Give the data below again exactly as it stands. Omit the pictures.

**********

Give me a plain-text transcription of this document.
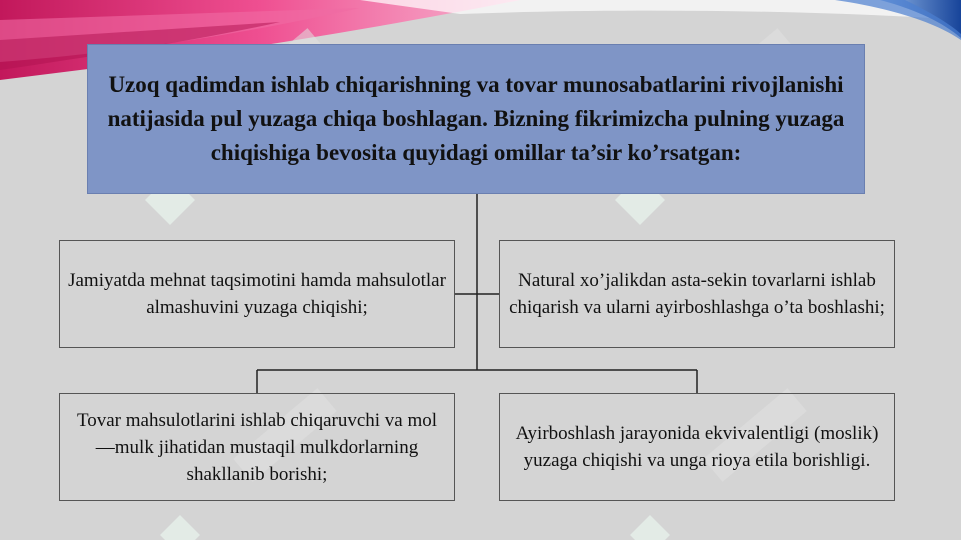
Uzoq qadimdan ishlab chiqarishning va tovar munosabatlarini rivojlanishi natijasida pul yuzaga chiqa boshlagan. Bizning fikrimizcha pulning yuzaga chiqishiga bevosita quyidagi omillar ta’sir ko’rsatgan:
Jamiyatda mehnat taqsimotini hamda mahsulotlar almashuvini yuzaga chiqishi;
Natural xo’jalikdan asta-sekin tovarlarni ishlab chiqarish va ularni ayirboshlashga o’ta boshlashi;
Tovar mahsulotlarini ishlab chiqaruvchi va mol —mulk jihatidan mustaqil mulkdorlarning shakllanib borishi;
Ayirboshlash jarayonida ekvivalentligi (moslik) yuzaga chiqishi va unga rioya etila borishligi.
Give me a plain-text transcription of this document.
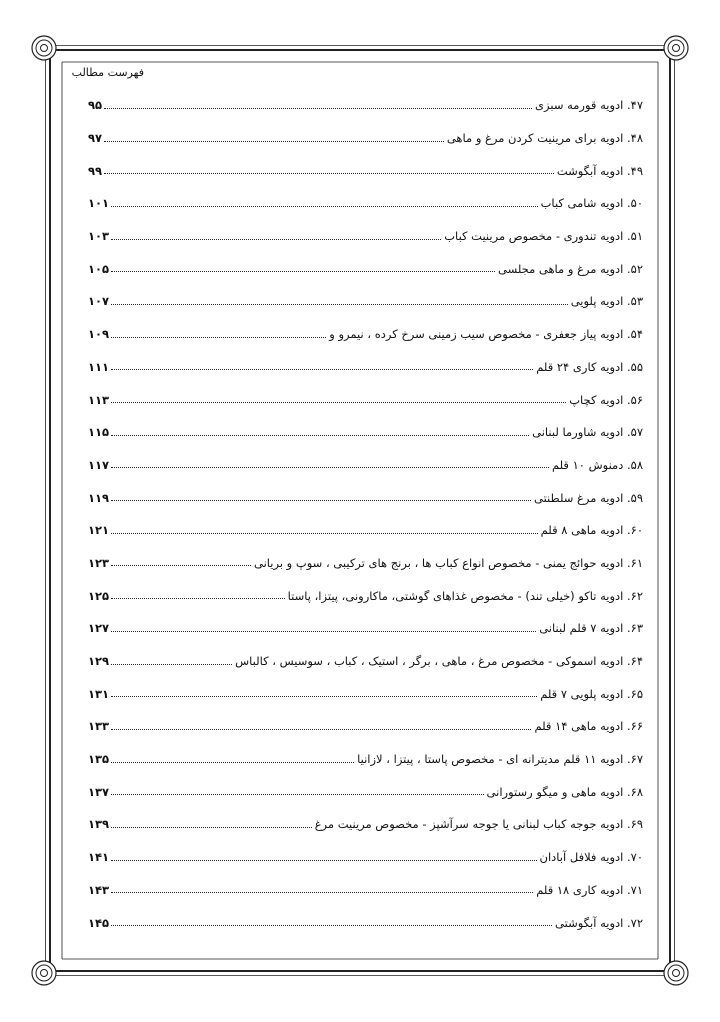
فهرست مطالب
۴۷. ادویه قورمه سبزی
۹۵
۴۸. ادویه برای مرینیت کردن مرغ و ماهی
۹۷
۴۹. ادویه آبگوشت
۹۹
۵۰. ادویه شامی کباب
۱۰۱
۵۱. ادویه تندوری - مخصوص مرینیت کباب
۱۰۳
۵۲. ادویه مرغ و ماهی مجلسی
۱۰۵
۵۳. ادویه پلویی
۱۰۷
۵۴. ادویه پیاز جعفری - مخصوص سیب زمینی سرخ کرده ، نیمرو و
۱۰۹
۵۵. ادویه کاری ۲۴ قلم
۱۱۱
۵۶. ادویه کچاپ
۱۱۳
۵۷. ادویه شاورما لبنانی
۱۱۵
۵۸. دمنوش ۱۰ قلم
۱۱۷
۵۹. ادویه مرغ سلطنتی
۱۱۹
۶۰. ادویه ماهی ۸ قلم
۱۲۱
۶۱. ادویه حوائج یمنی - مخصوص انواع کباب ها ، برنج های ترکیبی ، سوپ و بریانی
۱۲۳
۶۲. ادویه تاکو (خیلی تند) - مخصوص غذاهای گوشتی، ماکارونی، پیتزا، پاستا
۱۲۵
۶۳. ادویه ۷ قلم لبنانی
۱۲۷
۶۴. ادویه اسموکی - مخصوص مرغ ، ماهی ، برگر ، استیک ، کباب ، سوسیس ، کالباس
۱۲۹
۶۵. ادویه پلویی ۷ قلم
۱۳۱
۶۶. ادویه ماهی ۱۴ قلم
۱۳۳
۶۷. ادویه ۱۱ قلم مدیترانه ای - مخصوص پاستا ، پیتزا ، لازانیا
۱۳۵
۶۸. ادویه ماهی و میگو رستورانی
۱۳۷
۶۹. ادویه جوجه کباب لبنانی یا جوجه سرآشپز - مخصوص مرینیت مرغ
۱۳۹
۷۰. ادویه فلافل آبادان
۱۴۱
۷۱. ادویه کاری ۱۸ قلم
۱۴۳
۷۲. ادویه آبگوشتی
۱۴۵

**********

:: Result ::
Give me a plain-text transcription of this document.
Uzoq qadimdan ishlab chiqarishning va tovar munosabatlarini rivojlanishi natijasida pul yuzaga chiqa boshlagan. Bizning fikrimizcha pulning yuzaga chiqishiga bevosita quyidagi omillar ta’sir ko’rsatgan:
Jamiyatda mehnat taqsimotini hamda mahsulotlar almashuvini yuzaga chiqishi;
Natural xo’jalikdan asta-sekin tovarlarni ishlab chiqarish va ularni ayirboshlashga o’ta boshlashi;
Tovar mahsulotlarini ishlab chiqaruvchi va mol —mulk jihatidan mustaqil mulkdorlarning shakllanib borishi;
Ayirboshlash jarayonida ekvivalentligi (moslik) yuzaga chiqishi va unga rioya etila borishligi.
Give me a plain-text transcription of this document.
فهرست مطالب
۴۷. ادویه قورمه سبزی
۹۵
۴۸. ادویه برای مرینیت کردن مرغ و ماهی
۹۷
۴۹. ادویه آبگوشت
۹۹
۵۰. ادویه شامی کباب
۱۰۱
۵۱. ادویه تندوری - مخصوص مرینیت کباب
۱۰۳
۵۲. ادویه مرغ و ماهی مجلسی
۱۰۵
۵۳. ادویه پلویی
۱۰۷
۵۴. ادویه پیاز جعفری - مخصوص سیب زمینی سرخ کرده ، نیمرو و
۱۰۹
۵۵. ادویه کاری ۲۴ قلم
۱۱۱
۵۶. ادویه کچاپ
۱۱۳
۵۷. ادویه شاورما لبنانی
۱۱۵
۵۸. دمنوش ۱۰ قلم
۱۱۷
۵۹. ادویه مرغ سلطنتی
۱۱۹
۶۰. ادویه ماهی ۸ قلم
۱۲۱
۶۱. ادویه حوائج یمنی - مخصوص انواع کباب ها ، برنج های ترکیبی ، سوپ و بریانی
۱۲۳
۶۲. ادویه تاکو (خیلی تند) - مخصوص غذاهای گوشتی، ماکارونی، پیتزا، پاستا
۱۲۵
۶۳. ادویه ۷ قلم لبنانی
۱۲۷
۶۴. ادویه اسموکی - مخصوص مرغ ، ماهی ، برگر ، استیک ، کباب ، سوسیس ، کالباس
۱۲۹
۶۵. ادویه پلویی ۷ قلم
۱۳۱
۶۶. ادویه ماهی ۱۴ قلم
۱۳۳
۶۷. ادویه ۱۱ قلم مدیترانه ای - مخصوص پاستا ، پیتزا ، لازانیا
۱۳۵
۶۸. ادویه ماهی و میگو رستورانی
۱۳۷
۶۹. ادویه جوجه کباب لبنانی یا جوجه سرآشپز - مخصوص مرینیت مرغ
۱۳۹
۷۰. ادویه فلافل آبادان
۱۴۱
۷۱. ادویه کاری ۱۸ قلم
۱۴۳
۷۲. ادویه آبگوشتی
۱۴۵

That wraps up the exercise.